Required work:
How many lines in the data contain the string "Hattviksvägen"? Reply with the number alone.

* Start *

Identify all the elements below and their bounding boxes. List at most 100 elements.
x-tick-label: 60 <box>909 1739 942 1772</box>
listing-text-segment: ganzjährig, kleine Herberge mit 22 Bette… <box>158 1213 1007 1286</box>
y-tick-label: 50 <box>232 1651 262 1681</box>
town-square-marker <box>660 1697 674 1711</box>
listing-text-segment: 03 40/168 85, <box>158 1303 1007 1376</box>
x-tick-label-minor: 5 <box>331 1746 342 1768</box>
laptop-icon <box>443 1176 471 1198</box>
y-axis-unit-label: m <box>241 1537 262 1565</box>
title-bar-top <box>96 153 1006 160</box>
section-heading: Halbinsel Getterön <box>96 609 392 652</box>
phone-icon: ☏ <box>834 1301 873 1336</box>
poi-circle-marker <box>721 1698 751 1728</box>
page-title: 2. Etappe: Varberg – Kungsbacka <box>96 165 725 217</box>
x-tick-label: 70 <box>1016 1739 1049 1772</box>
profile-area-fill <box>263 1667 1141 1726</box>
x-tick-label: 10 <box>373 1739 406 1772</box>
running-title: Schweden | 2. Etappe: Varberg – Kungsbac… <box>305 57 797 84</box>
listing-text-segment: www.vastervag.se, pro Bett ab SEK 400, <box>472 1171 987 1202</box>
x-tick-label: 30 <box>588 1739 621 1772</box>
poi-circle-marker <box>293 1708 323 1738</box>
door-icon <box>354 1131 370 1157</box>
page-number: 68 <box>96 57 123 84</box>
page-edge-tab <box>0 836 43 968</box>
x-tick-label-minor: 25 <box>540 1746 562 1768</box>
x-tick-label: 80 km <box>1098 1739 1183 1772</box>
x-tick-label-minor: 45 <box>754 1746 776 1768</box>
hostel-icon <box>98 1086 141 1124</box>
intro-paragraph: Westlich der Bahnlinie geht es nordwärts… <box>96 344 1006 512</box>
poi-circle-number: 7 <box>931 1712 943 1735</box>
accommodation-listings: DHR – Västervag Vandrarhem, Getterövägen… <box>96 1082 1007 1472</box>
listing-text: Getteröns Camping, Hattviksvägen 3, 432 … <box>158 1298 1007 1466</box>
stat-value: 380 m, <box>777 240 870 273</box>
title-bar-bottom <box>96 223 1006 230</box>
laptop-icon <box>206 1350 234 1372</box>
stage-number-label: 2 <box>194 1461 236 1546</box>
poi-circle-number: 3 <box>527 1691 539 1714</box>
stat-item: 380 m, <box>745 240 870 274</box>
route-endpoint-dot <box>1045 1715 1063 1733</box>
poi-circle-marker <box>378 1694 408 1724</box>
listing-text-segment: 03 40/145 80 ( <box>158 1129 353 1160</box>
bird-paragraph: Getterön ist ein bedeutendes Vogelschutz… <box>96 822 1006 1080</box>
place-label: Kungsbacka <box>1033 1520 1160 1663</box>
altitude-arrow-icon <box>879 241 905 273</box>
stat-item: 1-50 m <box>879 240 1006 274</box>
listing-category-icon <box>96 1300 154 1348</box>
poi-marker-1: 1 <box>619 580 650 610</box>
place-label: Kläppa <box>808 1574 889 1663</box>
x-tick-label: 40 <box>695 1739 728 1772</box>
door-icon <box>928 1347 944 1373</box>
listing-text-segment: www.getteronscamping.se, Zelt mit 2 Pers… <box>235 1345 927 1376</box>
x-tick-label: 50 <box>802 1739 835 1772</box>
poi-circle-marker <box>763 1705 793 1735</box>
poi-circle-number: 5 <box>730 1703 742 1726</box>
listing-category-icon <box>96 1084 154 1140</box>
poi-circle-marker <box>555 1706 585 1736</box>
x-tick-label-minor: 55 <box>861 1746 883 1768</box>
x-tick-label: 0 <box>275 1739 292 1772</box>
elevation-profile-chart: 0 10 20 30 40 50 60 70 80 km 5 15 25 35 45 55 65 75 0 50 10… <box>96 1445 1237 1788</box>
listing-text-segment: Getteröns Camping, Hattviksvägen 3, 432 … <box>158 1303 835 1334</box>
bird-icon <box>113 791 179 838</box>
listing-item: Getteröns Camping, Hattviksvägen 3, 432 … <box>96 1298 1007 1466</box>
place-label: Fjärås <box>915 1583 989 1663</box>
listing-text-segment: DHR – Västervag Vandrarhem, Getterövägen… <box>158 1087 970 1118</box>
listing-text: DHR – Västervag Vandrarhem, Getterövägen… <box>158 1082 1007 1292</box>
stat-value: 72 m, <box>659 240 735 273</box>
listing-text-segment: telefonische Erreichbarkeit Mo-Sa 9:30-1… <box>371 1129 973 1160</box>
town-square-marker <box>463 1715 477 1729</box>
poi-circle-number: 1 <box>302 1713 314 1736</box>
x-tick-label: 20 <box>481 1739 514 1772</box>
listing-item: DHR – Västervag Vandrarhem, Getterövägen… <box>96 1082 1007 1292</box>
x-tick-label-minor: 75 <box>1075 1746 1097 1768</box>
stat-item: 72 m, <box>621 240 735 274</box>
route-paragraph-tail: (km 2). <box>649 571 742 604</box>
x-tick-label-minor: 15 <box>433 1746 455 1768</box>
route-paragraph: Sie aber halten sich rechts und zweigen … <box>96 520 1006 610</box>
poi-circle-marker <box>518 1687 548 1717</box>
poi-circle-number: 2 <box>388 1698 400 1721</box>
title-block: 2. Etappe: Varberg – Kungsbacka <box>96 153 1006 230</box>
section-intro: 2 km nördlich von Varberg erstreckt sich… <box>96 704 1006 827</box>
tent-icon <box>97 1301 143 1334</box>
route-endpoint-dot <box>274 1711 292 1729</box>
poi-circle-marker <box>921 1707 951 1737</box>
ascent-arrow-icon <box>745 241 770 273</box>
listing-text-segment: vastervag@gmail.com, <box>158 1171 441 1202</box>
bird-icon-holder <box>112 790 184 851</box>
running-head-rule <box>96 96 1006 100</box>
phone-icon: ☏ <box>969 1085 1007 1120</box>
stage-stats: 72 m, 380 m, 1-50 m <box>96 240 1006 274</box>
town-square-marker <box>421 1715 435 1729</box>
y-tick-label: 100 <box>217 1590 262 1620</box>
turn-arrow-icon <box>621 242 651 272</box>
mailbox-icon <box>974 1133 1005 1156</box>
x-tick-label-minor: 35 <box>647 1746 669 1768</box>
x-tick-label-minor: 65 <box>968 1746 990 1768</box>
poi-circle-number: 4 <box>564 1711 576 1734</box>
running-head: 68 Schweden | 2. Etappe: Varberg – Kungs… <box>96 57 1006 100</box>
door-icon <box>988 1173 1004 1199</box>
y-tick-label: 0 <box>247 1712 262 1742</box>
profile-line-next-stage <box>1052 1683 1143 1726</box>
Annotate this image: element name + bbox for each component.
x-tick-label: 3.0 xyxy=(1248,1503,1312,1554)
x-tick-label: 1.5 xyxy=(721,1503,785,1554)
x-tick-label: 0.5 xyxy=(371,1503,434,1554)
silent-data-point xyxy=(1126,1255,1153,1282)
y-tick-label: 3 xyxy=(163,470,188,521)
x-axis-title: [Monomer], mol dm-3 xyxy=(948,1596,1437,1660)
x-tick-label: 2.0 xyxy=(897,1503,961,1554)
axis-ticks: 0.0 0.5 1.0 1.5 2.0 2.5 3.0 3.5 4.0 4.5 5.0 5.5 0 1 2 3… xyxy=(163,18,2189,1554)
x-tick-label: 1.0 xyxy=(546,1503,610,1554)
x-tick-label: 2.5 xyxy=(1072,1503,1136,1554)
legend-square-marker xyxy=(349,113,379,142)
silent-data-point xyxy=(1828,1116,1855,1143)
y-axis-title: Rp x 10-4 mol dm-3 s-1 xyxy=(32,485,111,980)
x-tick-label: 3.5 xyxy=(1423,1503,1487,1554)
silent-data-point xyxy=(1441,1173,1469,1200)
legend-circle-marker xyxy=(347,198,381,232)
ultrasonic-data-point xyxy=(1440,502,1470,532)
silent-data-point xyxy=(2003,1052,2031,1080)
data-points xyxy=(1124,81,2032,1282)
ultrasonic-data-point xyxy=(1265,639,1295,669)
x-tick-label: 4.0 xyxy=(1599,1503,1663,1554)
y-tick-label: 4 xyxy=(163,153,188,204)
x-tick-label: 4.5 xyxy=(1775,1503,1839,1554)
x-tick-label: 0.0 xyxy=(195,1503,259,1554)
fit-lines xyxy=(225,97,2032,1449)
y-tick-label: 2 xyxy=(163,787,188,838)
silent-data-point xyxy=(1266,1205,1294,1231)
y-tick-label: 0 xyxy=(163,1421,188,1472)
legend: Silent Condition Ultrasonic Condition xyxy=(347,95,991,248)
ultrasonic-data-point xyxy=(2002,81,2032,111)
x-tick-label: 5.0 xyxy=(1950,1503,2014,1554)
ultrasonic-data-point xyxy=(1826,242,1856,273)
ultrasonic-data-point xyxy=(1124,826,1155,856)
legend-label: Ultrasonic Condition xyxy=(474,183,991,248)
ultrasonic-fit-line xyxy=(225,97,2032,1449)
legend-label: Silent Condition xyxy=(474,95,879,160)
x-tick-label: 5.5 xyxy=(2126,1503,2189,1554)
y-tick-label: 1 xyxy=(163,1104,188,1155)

* End *

Task response:
3